**Aim of the task**
Copy the records that follow exactly as written, but not their pictures.

★ ★ ★ ★ ★ ★ ★

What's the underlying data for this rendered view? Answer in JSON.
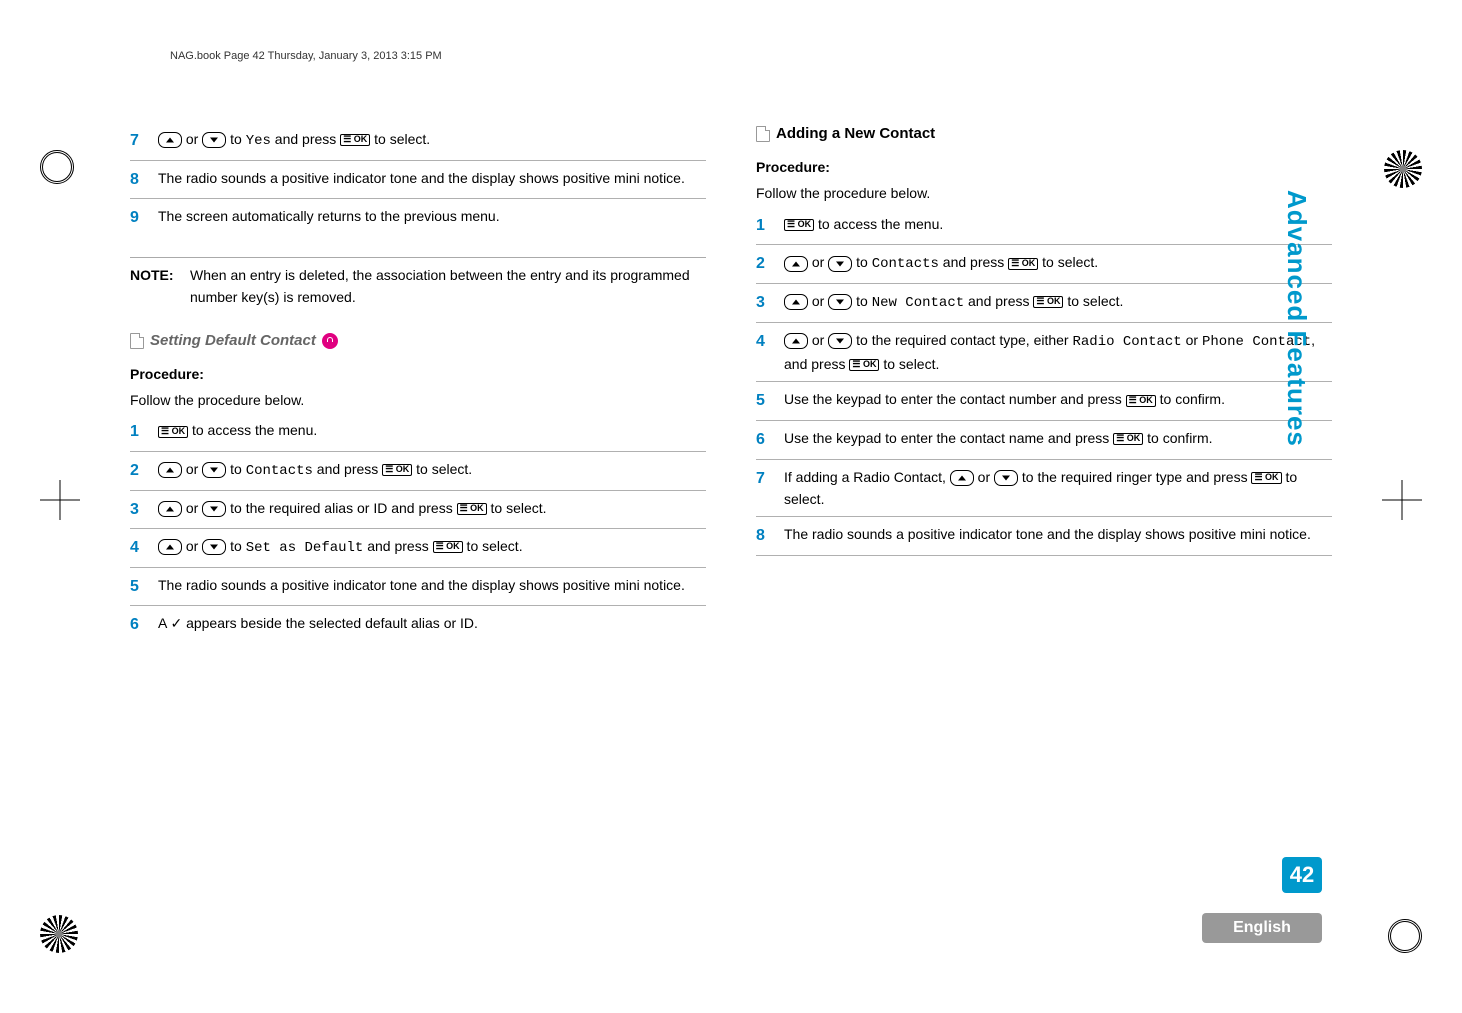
{
  "header": "NAG.book  Page 42  Thursday, January 3, 2013  3:15 PM",
  "sidebar": "Advanced Features",
  "page_number": "42",
  "language": "English",
  "ok_label": "☰ OK",
  "left": {
    "steps_top": [
      {
        "n": "7",
        "pre": "",
        "mid": " or ",
        "post1": " to ",
        "mono": "Yes",
        "post2": " and press ",
        "post3": " to select."
      },
      {
        "n": "8",
        "text": "The radio sounds a positive indicator tone and the display shows positive mini notice."
      },
      {
        "n": "9",
        "text": "The screen automatically returns to the previous menu."
      }
    ],
    "note_label": "NOTE:",
    "note_text": "When an entry is deleted, the association between the entry and its programmed number key(s) is removed.",
    "section_heading": "Setting Default Contact",
    "procedure_label": "Procedure:",
    "procedure_sub": "Follow the procedure below.",
    "steps_bottom": [
      {
        "n": "1",
        "post1": " to access the menu."
      },
      {
        "n": "2",
        "mid": " or ",
        "post1": " to ",
        "mono": "Contacts",
        "post2": " and press ",
        "post3": " to select."
      },
      {
        "n": "3",
        "mid": " or ",
        "post1": " to the required alias or ID and press ",
        "post3": " to select."
      },
      {
        "n": "4",
        "mid": " or ",
        "post1": " to ",
        "mono": "Set as Default",
        "post2": " and press ",
        "post3": " to select."
      },
      {
        "n": "5",
        "text": "The radio sounds a positive indicator tone and the display shows positive mini notice."
      },
      {
        "n": "6",
        "text": "A ✓ appears beside the selected default alias or ID."
      }
    ]
  },
  "right": {
    "section_heading": "Adding a New Contact",
    "procedure_label": "Procedure:",
    "procedure_sub": "Follow the procedure below.",
    "steps": [
      {
        "n": "1",
        "post1": " to access the menu."
      },
      {
        "n": "2",
        "mid": " or ",
        "post1": " to ",
        "mono": "Contacts",
        "post2": " and press ",
        "post3": " to select."
      },
      {
        "n": "3",
        "mid": " or ",
        "post1": " to ",
        "mono": "New Contact",
        "post2": " and press ",
        "post3": " to select."
      },
      {
        "n": "4",
        "mid": " or ",
        "post1": " to the required contact type, either ",
        "mono": "Radio Contact",
        "post2a": " or ",
        "mono2": "Phone Contact",
        "post2": ", and press ",
        "post3": " to select."
      },
      {
        "n": "5",
        "text_pre": "Use the keypad to enter the contact number and press ",
        "text_post": " to confirm."
      },
      {
        "n": "6",
        "text_pre": "Use the keypad to enter the contact name and press ",
        "text_post": " to confirm."
      },
      {
        "n": "7",
        "text_pre": "If adding a Radio Contact, ",
        "mid": " or ",
        "post1": " to the required ringer type and press ",
        "post3": " to select."
      },
      {
        "n": "8",
        "text": "The radio sounds a positive indicator tone and the display shows positive mini notice."
      }
    ]
  }
}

★ ★ ★ ★ ★ ★ ★

**Output below**
What's the underlying data for this rendered view? Answer in JSON.
{
  "header": "NAG.book  Page 42  Thursday, January 3, 2013  3:15 PM",
  "sidebar": "Advanced Features",
  "page_number": "42",
  "language": "English",
  "ok_label": "☰ OK",
  "left": {
    "steps_top": [
      {
        "n": "7",
        "pre": "",
        "mid": " or ",
        "post1": " to ",
        "mono": "Yes",
        "post2": " and press ",
        "post3": " to select."
      },
      {
        "n": "8",
        "text": "The radio sounds a positive indicator tone and the display shows positive mini notice."
      },
      {
        "n": "9",
        "text": "The screen automatically returns to the previous menu."
      }
    ],
    "note_label": "NOTE:",
    "note_text": "When an entry is deleted, the association between the entry and its programmed number key(s) is removed.",
    "section_heading": "Setting Default Contact",
    "procedure_label": "Procedure:",
    "procedure_sub": "Follow the procedure below.",
    "steps_bottom": [
      {
        "n": "1",
        "post1": " to access the menu."
      },
      {
        "n": "2",
        "mid": " or ",
        "post1": " to ",
        "mono": "Contacts",
        "post2": " and press ",
        "post3": " to select."
      },
      {
        "n": "3",
        "mid": " or ",
        "post1": " to the required alias or ID and press ",
        "post3": " to select."
      },
      {
        "n": "4",
        "mid": " or ",
        "post1": " to ",
        "mono": "Set as Default",
        "post2": " and press ",
        "post3": " to select."
      },
      {
        "n": "5",
        "text": "The radio sounds a positive indicator tone and the display shows positive mini notice."
      },
      {
        "n": "6",
        "text": "A ✓ appears beside the selected default alias or ID."
      }
    ]
  },
  "right": {
    "section_heading": "Adding a New Contact",
    "procedure_label": "Procedure:",
    "procedure_sub": "Follow the procedure below.",
    "steps": [
      {
        "n": "1",
        "post1": " to access the menu."
      },
      {
        "n": "2",
        "mid": " or ",
        "post1": " to ",
        "mono": "Contacts",
        "post2": " and press ",
        "post3": " to select."
      },
      {
        "n": "3",
        "mid": " or ",
        "post1": " to ",
        "mono": "New Contact",
        "post2": " and press ",
        "post3": " to select."
      },
      {
        "n": "4",
        "mid": " or ",
        "post1": " to the required contact type, either ",
        "mono": "Radio Contact",
        "post2a": " or ",
        "mono2": "Phone Contact",
        "post2": ", and press ",
        "post3": " to select."
      },
      {
        "n": "5",
        "text_pre": "Use the keypad to enter the contact number and press ",
        "text_post": " to confirm."
      },
      {
        "n": "6",
        "text_pre": "Use the keypad to enter the contact name and press ",
        "text_post": " to confirm."
      },
      {
        "n": "7",
        "text_pre": "If adding a Radio Contact, ",
        "mid": " or ",
        "post1": " to the required ringer type and press ",
        "post3": " to select."
      },
      {
        "n": "8",
        "text": "The radio sounds a positive indicator tone and the display shows positive mini notice."
      }
    ]
  }
}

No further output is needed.